* _Work to do_
(1) In the Roswell post, list the people it says were present at the photo-op in General Ramey's office.
(2) According to the Roswell post, on what date did Colonel DuBose sign his affidavit?
(3) Go on with the Roswell post from the point where it stops.

* _Text segment_
===============
Monday, March 3, 2014

Roswell: ET vs. Project Mogul: Part Two

Here are some further thoughts about that July 1947 Roswell “flying saucer” that crashed or crashed-landed outside of that town, with some additional emphasis on the prosaic Project Mogul explanation that explains all – not.

Continued from Part One.

The General Ramey Photo-Op: The whole photo-op that was staged in Forth Worth was clearly to reinforce the new official line that Roswell wreckage was just balloon material, and any book about Roswell will contain one or more of the official photographs taken by both civilian photographers and a base photographer. As far as the photographers were concerned, it was an all look but don’t touch quickie session – in and out ASAP. Present were of course Brigadier General Roger Ramey; Ramey’s Chief-of-Staff Colonel Thomas J. DuBose; Major Jesse Marcel (who wasn’t allowed to say one word; just pose and smile for the camera and grin and bear the embarrassment); and Warrant Officer Irving Newton, the base weather officer whose presence was just to confirm for the record that the wreckage displayed was that from a weather balloon.

It should have been sufficient IMHO for General Ramey to just issue a press statement downplaying the Roswell event with the weather balloon cover-up, or cover story, and ordering all other relevant RAAF personnel to back up that weather balloon tale if asked (an order which of course General Ramey, well, so ordered), and thus letting the story quickly fade away as having been explained by something mundane.

Instead, General Ramey goes over-the-top at far greater expense (and exposure) to strut the public stage and demonstrate the (apparent) reality of the weather balloon story or explanation with actual weather balloon materials and actual photographic ‘evidence’ of same. Of course you don’t have to be Sherlock Holmes to figure out that what was photographed in General Ramey’s office may not had any connection whatever with the actual Roswell debris. The photo-op wasn’t really evidence since there was ample opportunity to substitute real weather balloon debris for the Roswell wreckage before-the-fact. You don’t have to watch too many whodunits to realise the numerous ways of the slight-of-hand.

But that exposure wasn’t all positive. If Ramey had not of staged that photo-op there would be a lot less meat on the Roswell bone since it has given the pro-Roswell faction a whole lot of ammo, a whole separate avenue to attack from. Obviously once out of the clutches of the military, Marcel denied that what was photographed in Ramey’s office had anything to do with what he and others found outside of Roswell. It was chalk and cheese. Independent verification for the deception comes from Ramey’s former Chief-of-Staff, Colonel DuBose (who retired as a Brigadier General).  In a signed affidavit (16 September 1991 – after he retired from the military) DuBose stated “The material shown in the photographs taken in Gen. Ramey’s office was a weather balloon. The weather balloon explanation for the [Roswell] material was a cover story to divert the attention of the press.” It’s on the public record.
===============
Annotated region listings:
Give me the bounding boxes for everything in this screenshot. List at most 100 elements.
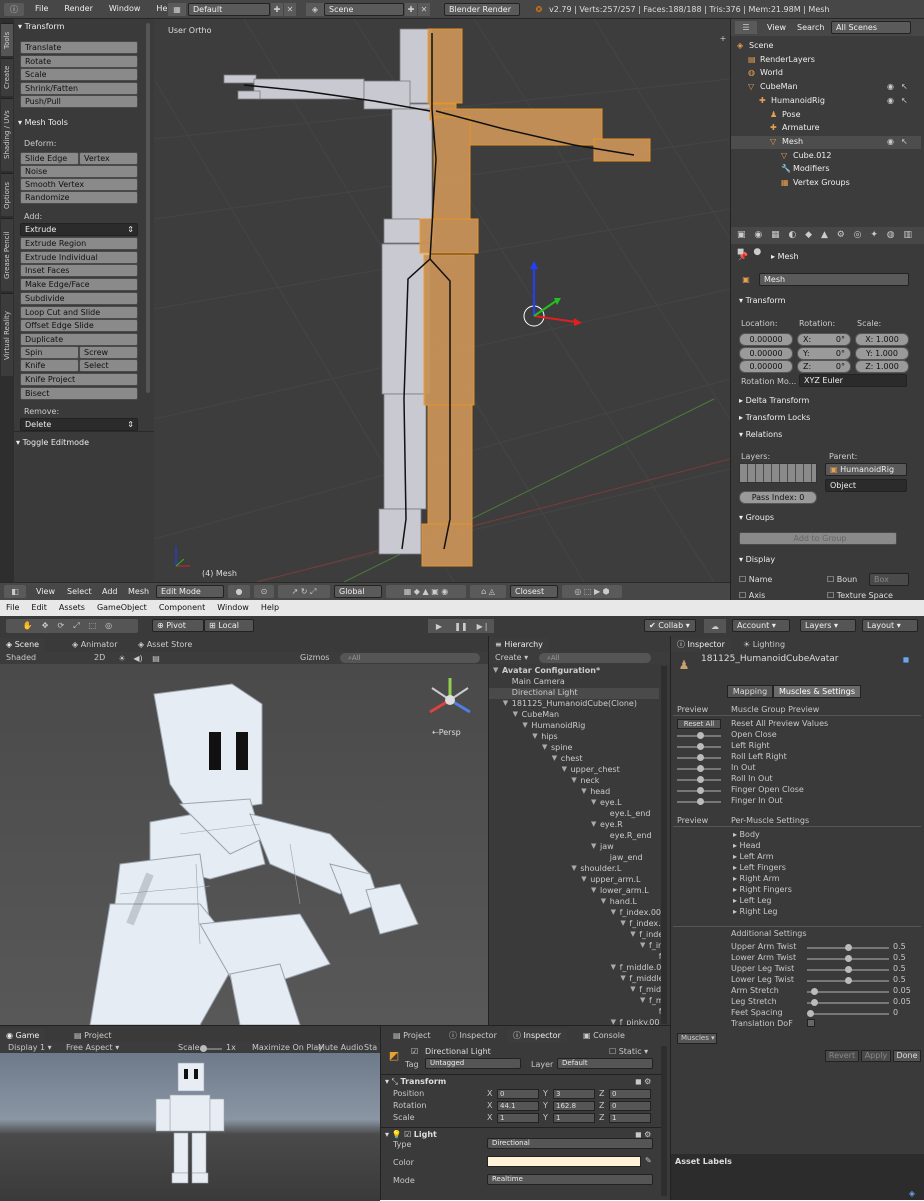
- make-edge-face-button[interactable]: Make Edge/Face: [20, 278, 138, 292]
- expand-triangle-icon[interactable]: ▼: [591, 820, 596, 828]
- muscles-dropdown[interactable]: Muscles ▾: [677, 1033, 717, 1044]
- scene-light-icon[interactable]: ☀: [116, 652, 128, 664]
- expand-triangle-icon[interactable]: ▼: [620, 919, 625, 927]
- location-field[interactable]: 0.00000: [739, 360, 793, 373]
- layer-dropdown[interactable]: Default: [557, 1058, 653, 1069]
- hierarchy-row[interactable]: ▼ 181125_HumanoidCube(Clone): [489, 699, 659, 710]
- expand-triangle-icon[interactable]: ▼: [591, 842, 596, 850]
- setting-slider-arm-stretch[interactable]: [807, 988, 889, 995]
- muscle-group-right-leg[interactable]: ▸ Right Leg: [733, 907, 777, 917]
- light-mode-dropdown[interactable]: Realtime: [487, 1174, 653, 1185]
- muscle-group-left-arm[interactable]: ▸ Left Arm: [733, 852, 774, 862]
- expand-triangle-icon[interactable]: ▼: [571, 864, 576, 872]
- slider-knob[interactable]: [697, 798, 704, 805]
- rotation-field[interactable]: Y: 0°: [797, 346, 851, 360]
- muscles-settings-tab[interactable]: Muscles & Settings: [773, 685, 861, 698]
- expand-triangle-icon[interactable]: ▼: [591, 886, 596, 894]
- unity-menu-file[interactable]: File: [6, 603, 19, 612]
- expand-triangle-icon[interactable]: ▼: [640, 941, 645, 949]
- hierarchy-row[interactable]: ▼ lower_arm.L: [489, 886, 659, 897]
- muscle-group-left-leg[interactable]: ▸ Left Leg: [733, 896, 771, 906]
- toggle-editmode-panel[interactable]: ▾ Toggle Editmode: [14, 431, 154, 582]
- rotate-button[interactable]: Rotate: [20, 54, 138, 68]
- visibility-eye-icon[interactable]: ◉: [887, 82, 894, 91]
- color-picker-icon[interactable]: ✎: [645, 1156, 652, 1166]
- expand-triangle-icon[interactable]: ▼: [640, 996, 645, 1004]
- display-dropdown[interactable]: Display 1 ▾: [8, 1043, 52, 1053]
- name-checkbox[interactable]: ☐ Name: [739, 575, 772, 585]
- menu-select[interactable]: Select: [67, 587, 92, 597]
- layers-dropdown[interactable]: Layers ▾: [800, 619, 856, 632]
- axis-checkbox[interactable]: ☐ Axis: [739, 591, 765, 600]
- light-color-swatch[interactable]: [487, 1156, 641, 1167]
- outliner-row-cubeman[interactable]: ▽ CubeMan ◉ ↖: [731, 81, 921, 94]
- expand-triangle-icon[interactable]: ▼: [611, 908, 616, 916]
- scene-audio-icon[interactable]: ◀): [132, 652, 144, 664]
- delete-dropdown[interactable]: Delete ⇕: [20, 418, 138, 431]
- translation-dof-checkbox[interactable]: [807, 1019, 815, 1027]
- extrude-individual-button[interactable]: Extrude Individual: [20, 250, 138, 264]
- hierarchy-row[interactable]: ▼ CubeMan: [489, 710, 659, 721]
- stats-toggle[interactable]: Sta: [364, 1043, 377, 1053]
- hierarchy-row[interactable]: Main Camera: [489, 677, 659, 688]
- extrude-dropdown[interactable]: Extrude ⇕: [20, 223, 138, 236]
- layout-icon[interactable]: ▦: [168, 3, 186, 16]
- knife-button[interactable]: Knife: [20, 359, 79, 372]
- setting-slider-leg-stretch[interactable]: [807, 999, 889, 1006]
- expand-triangle-icon[interactable]: ▼: [581, 875, 586, 883]
- viewport-plus-icon[interactable]: +: [718, 33, 728, 43]
- hierarchy-row[interactable]: ▼ f_middle: [489, 974, 663, 985]
- game-tab[interactable]: ◉ Game: [0, 1029, 46, 1043]
- hierarchy-row[interactable]: ▼ hand.L: [489, 897, 659, 908]
- apply-button[interactable]: Apply: [861, 1050, 891, 1062]
- menu-add[interactable]: Add: [102, 587, 118, 597]
- setting-slider-upper-arm-twist[interactable]: [807, 944, 889, 951]
- hierarchy-row[interactable]: ▼ f_inde: [489, 930, 663, 941]
- done-button[interactable]: Done: [893, 1050, 921, 1062]
- outliner-row-world[interactable]: ◍ World: [731, 67, 921, 80]
- unity-menu-component[interactable]: Component: [159, 603, 205, 612]
- muscle-group-right-fingers[interactable]: ▸ Right Fingers: [733, 885, 792, 895]
- hierarchy-row[interactable]: ▼ neck: [489, 776, 659, 787]
- tag-dropdown[interactable]: Untagged: [425, 1058, 521, 1069]
- menu-view[interactable]: View: [36, 587, 55, 597]
- expand-triangle-icon[interactable]: ▼: [503, 699, 508, 707]
- step-button[interactable]: ▶❘: [472, 619, 494, 633]
- inspector2-tab-inspector-2[interactable]: ⓘ Inspector: [507, 1029, 567, 1043]
- hierarchy-row[interactable]: eye.L_end: [489, 809, 659, 820]
- shading-select[interactable]: ●: [228, 585, 250, 598]
- hierarchy-tab[interactable]: ≡ Hierarchy: [489, 638, 549, 652]
- slider-knob[interactable]: [697, 732, 704, 739]
- scale-field[interactable]: Y: 1.000: [855, 346, 909, 360]
- mapping-tab[interactable]: Mapping: [727, 685, 773, 698]
- subdivide-button[interactable]: Subdivide: [20, 291, 138, 305]
- hierarchy-scrollbar[interactable]: [661, 666, 667, 1024]
- transform-locks-section[interactable]: ▸ Transform Locks: [739, 413, 810, 422]
- aspect-dropdown[interactable]: Free Aspect ▾: [66, 1043, 119, 1053]
- pause-button[interactable]: ❚❚: [450, 619, 472, 633]
- hierarchy-row[interactable]: ▼ f_index.00: [489, 908, 661, 919]
- muscle-group-left-fingers[interactable]: ▸ Left Fingers: [733, 863, 786, 873]
- layout-add-icon[interactable]: ✚: [271, 3, 283, 16]
- editor-type-3d-icon[interactable]: ◧: [4, 585, 26, 598]
- transform-tools[interactable]: ✋✥⟳⤢⬚◎: [6, 619, 138, 633]
- game-project-tab[interactable]: ▤ Project: [68, 1029, 117, 1043]
- setting-slider-upper-leg-twist[interactable]: [807, 966, 889, 973]
- rotation-mode-select[interactable]: XYZ Euler: [799, 374, 907, 387]
- object-name-field[interactable]: Mesh: [759, 273, 909, 286]
- outliner-row-cube-012[interactable]: ▽ Cube.012: [731, 150, 921, 163]
- unity-menu-assets[interactable]: Assets: [59, 603, 85, 612]
- scene-select[interactable]: Scene: [324, 3, 404, 16]
- delta-transform-section[interactable]: ▸ Delta Transform: [739, 396, 809, 405]
- hierarchy-row[interactable]: ▼ chest: [489, 754, 659, 765]
- slider-knob[interactable]: [845, 955, 852, 962]
- hierarchy-search[interactable]: ⌕All: [539, 653, 651, 663]
- preview-slider[interactable]: [677, 732, 721, 739]
- orientation-select[interactable]: Global: [334, 585, 382, 598]
- expand-triangle-icon[interactable]: ▼: [522, 721, 527, 729]
- gizmos-dropdown[interactable]: Gizmos: [300, 653, 329, 663]
- rotation-z-field[interactable]: 0: [609, 1101, 651, 1111]
- groups-section[interactable]: ▾ Groups: [739, 513, 774, 522]
- scene-viewport[interactable]: ⇠Persp: [0, 664, 488, 1025]
- expand-triangle-icon[interactable]: ▼: [513, 710, 518, 718]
===============
* _Outputs_
(1) Brigadier General Roger Ramey; Colonel Thomas J. DuBose, Ramey's Chief-of-Staff; Major Jesse Marcel; and Warrant Officer Irving Newton, the base weather officer.

(2) 16 September 1991.

(3)
Despite claims to the contrary, if you go with the philosophy that if you weren’t someone who saw and handled the debris then you weren’t a primary witness, then the photographs taken of the ‘wreckage’ in General Ramey’s office is not primary evidence for Roswell = balloon given the chance for substitution of debris materials to conform to the new official ‘weather balloon’ line.

Transport of Roswell Debris: How Much Stuff Was Removed?

For starters, the amount of Roswell material or wreckage according to the original discoverer W. W. “Mac” Brazel, confirmed by Major Jesse Marcel, well Brazel noted that the debris field was about 200 yards wide and 3/4ths of a mile long (or some 240,000 square yards), the entirety of that massive area covered with this stuff that Brazel couldn’t identify and he had previously found a couple of downed weather balloons on the property (of which he was the foreman, not the owner). That Brazel couldn’t identify the stuff was the stimulus that set in train the chain of events that led to him calling the civilian authorise (local law enforcement) hence they in turn alerting the military at the nearby RAAF. And the rest as they say is history! A Mogul balloon train is at best only 600 feet long – assuming that’s the reality behind Roswell. Alas, that’s not hardly sufficient quantity of stuff to account for the size of the debris field as related by Brazel. Okay, once the debris was discovered and collected, it was transported.   

To Fort Worth: A B-29 was half-loaded or half-filled with crated Roswell wreckage, along with a separate satchel for General Ramey and along with Major Marcel transported to Fort Worth AAF for that General Ramey photo-op. A half-filled B-29 amounts to an awful lot of stuff but that’s what Major Marcel claimed to be the case, and he was there. Apparently then the Roswell material was reloaded onto a B-25 and hence continued on to Wright Field with the bulk of the Roswell cargo. Marcel returned to RAAF the following day.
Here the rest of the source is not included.